──────── GIVEN RECORDS ────────
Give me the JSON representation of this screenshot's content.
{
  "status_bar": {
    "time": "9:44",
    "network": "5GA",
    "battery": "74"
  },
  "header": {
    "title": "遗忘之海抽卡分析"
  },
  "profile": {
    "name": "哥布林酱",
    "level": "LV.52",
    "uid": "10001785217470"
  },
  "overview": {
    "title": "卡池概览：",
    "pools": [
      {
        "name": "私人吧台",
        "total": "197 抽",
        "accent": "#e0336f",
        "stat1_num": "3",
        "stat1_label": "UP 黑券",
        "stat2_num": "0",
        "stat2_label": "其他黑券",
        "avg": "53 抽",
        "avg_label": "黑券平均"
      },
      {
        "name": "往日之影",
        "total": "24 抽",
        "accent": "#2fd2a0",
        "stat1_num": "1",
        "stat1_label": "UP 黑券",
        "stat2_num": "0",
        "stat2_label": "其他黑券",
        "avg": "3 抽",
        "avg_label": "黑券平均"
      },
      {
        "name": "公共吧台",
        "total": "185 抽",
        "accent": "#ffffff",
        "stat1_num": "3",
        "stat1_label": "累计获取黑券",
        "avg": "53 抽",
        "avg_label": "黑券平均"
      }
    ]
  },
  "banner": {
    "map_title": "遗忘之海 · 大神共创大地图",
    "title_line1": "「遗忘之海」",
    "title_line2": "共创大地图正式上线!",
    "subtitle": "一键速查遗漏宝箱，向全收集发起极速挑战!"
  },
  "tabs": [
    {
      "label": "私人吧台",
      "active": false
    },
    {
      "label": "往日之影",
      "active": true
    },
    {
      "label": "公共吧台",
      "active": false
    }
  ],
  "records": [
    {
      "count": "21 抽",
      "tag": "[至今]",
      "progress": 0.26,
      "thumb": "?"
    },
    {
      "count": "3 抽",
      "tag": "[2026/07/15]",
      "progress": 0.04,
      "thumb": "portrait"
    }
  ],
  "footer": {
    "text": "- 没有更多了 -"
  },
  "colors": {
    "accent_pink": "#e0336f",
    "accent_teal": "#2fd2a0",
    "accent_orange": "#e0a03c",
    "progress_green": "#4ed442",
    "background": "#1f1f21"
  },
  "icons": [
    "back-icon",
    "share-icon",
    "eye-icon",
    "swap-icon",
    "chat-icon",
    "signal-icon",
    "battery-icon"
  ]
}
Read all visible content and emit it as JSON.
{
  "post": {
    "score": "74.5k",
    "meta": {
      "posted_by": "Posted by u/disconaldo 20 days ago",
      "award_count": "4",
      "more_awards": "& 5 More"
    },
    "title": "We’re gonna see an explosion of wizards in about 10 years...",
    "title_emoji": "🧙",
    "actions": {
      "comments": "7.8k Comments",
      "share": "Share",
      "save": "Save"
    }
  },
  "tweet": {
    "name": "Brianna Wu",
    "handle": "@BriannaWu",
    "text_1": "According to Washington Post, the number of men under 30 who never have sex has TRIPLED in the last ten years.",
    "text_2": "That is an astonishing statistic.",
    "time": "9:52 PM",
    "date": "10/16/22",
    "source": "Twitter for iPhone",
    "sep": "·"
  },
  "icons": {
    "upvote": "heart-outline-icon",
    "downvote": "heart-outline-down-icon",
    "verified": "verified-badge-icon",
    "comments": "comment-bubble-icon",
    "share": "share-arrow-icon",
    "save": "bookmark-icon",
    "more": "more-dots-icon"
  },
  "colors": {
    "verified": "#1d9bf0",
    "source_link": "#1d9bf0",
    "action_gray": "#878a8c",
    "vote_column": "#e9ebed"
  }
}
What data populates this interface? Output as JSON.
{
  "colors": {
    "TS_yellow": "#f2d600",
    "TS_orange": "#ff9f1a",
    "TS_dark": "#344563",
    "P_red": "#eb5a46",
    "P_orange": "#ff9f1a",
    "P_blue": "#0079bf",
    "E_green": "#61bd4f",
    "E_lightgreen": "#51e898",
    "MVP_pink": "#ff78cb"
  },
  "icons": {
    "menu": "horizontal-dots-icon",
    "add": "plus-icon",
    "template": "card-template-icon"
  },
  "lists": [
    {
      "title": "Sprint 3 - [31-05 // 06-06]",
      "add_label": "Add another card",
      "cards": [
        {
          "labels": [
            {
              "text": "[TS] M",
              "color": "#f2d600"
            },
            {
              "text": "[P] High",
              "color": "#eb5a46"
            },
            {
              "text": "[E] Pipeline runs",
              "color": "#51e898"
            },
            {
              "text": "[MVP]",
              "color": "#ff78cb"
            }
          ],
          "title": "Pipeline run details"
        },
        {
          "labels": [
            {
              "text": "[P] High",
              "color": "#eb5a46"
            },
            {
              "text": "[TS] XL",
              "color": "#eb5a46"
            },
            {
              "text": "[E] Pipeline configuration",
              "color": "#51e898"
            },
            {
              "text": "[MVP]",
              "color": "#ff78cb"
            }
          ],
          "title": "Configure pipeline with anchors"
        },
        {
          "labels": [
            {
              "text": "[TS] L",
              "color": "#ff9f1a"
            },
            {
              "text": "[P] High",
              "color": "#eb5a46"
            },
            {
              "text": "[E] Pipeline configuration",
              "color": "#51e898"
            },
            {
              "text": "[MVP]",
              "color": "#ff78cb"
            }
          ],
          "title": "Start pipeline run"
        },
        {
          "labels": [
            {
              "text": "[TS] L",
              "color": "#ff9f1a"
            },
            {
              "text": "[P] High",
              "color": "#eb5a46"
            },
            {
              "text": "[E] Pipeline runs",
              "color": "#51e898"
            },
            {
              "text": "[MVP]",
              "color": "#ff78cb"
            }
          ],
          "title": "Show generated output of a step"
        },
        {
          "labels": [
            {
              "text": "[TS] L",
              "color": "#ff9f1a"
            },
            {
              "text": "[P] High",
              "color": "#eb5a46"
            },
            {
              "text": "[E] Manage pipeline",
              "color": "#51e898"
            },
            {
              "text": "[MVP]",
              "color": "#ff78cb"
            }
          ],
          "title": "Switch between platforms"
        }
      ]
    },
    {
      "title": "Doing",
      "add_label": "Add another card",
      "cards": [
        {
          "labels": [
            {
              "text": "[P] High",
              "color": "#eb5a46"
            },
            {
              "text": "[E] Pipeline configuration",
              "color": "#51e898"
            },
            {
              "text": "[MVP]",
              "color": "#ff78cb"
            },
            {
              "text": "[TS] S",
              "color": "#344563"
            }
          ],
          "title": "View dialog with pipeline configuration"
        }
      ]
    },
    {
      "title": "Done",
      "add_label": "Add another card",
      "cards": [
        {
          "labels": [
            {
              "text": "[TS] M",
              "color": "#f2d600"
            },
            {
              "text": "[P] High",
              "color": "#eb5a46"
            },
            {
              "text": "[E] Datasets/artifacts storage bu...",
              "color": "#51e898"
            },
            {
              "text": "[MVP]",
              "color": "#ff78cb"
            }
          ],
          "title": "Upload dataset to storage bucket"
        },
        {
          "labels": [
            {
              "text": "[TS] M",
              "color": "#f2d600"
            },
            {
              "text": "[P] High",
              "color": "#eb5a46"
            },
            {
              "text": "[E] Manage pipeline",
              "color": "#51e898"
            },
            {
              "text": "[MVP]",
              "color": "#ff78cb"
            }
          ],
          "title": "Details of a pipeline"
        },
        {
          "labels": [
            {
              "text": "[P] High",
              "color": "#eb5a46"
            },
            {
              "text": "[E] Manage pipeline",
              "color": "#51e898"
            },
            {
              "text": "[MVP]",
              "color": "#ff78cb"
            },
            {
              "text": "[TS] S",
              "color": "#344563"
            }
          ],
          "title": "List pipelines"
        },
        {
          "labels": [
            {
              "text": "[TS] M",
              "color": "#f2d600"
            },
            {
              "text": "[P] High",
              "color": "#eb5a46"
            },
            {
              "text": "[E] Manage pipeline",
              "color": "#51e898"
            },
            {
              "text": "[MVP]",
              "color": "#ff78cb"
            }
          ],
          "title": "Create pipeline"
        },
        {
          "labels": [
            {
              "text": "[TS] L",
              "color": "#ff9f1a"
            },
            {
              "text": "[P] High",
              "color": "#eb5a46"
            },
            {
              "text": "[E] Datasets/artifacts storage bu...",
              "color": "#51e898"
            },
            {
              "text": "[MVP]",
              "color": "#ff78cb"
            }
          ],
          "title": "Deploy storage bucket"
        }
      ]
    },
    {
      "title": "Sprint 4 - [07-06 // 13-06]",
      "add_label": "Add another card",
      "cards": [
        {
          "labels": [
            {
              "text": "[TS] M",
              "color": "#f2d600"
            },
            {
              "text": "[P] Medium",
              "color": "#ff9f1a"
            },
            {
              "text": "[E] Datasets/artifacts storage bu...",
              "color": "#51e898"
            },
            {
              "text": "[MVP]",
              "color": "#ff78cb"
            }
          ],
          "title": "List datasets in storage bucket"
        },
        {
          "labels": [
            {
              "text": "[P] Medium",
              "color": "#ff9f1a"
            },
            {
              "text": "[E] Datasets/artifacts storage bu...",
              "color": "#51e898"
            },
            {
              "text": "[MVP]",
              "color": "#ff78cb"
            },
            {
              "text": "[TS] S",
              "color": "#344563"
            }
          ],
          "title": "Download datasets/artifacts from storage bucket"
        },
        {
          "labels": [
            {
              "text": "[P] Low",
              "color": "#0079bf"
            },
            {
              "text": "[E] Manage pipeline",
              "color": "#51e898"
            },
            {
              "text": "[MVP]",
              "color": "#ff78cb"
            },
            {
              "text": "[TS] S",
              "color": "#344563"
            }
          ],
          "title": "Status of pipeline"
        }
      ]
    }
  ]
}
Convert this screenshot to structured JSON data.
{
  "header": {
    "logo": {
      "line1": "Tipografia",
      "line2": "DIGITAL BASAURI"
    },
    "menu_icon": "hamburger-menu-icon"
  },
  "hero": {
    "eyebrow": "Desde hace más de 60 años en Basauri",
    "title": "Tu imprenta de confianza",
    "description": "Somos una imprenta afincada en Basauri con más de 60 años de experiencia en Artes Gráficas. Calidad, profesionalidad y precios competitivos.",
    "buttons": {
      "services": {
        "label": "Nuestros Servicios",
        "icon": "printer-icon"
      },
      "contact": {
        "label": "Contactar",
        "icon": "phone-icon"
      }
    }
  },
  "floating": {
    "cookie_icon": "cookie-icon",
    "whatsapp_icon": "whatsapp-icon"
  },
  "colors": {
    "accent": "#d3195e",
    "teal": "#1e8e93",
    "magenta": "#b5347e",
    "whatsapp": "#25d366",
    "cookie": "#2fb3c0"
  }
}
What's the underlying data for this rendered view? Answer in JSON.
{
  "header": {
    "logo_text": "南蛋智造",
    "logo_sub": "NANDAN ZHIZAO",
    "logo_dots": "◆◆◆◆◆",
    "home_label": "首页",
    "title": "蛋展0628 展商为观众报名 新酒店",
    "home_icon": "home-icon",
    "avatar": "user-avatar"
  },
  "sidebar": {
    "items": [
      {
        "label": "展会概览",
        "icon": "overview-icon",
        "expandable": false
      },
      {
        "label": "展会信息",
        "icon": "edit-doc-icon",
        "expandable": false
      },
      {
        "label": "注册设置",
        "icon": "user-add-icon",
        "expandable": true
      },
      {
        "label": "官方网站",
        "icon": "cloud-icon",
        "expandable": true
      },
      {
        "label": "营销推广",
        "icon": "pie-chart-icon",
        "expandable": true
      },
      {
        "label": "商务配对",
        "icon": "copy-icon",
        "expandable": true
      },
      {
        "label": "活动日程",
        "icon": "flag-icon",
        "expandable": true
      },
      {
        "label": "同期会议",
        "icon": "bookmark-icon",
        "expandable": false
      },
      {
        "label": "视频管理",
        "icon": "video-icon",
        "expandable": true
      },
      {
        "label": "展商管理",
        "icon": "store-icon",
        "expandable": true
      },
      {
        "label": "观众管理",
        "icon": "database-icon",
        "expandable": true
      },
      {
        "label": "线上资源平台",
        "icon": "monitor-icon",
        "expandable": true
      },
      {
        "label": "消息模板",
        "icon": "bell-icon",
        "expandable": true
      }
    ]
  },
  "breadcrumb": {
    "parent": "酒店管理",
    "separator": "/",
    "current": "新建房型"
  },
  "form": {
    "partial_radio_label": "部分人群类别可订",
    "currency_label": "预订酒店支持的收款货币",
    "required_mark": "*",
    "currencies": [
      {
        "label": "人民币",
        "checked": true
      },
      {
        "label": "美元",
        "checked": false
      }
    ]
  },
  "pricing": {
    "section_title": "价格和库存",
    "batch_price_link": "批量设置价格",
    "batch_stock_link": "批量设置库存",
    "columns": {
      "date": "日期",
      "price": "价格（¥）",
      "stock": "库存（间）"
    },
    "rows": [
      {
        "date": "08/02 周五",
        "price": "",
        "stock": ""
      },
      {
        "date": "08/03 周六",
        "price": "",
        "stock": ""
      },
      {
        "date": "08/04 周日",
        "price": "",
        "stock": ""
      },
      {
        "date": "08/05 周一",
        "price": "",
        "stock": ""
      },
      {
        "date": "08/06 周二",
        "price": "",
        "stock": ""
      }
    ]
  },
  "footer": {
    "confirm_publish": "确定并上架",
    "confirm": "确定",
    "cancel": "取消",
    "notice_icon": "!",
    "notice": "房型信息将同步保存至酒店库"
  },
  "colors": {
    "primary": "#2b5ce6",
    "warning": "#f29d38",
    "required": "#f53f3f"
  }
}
────────
STATED TASK>
Search the listing above for the string "whatsapp". Copy every line that contains it.

RIGHT ANSWER>
    "whatsapp_icon": "whatsapp-icon"
    "whatsapp": "#25d366",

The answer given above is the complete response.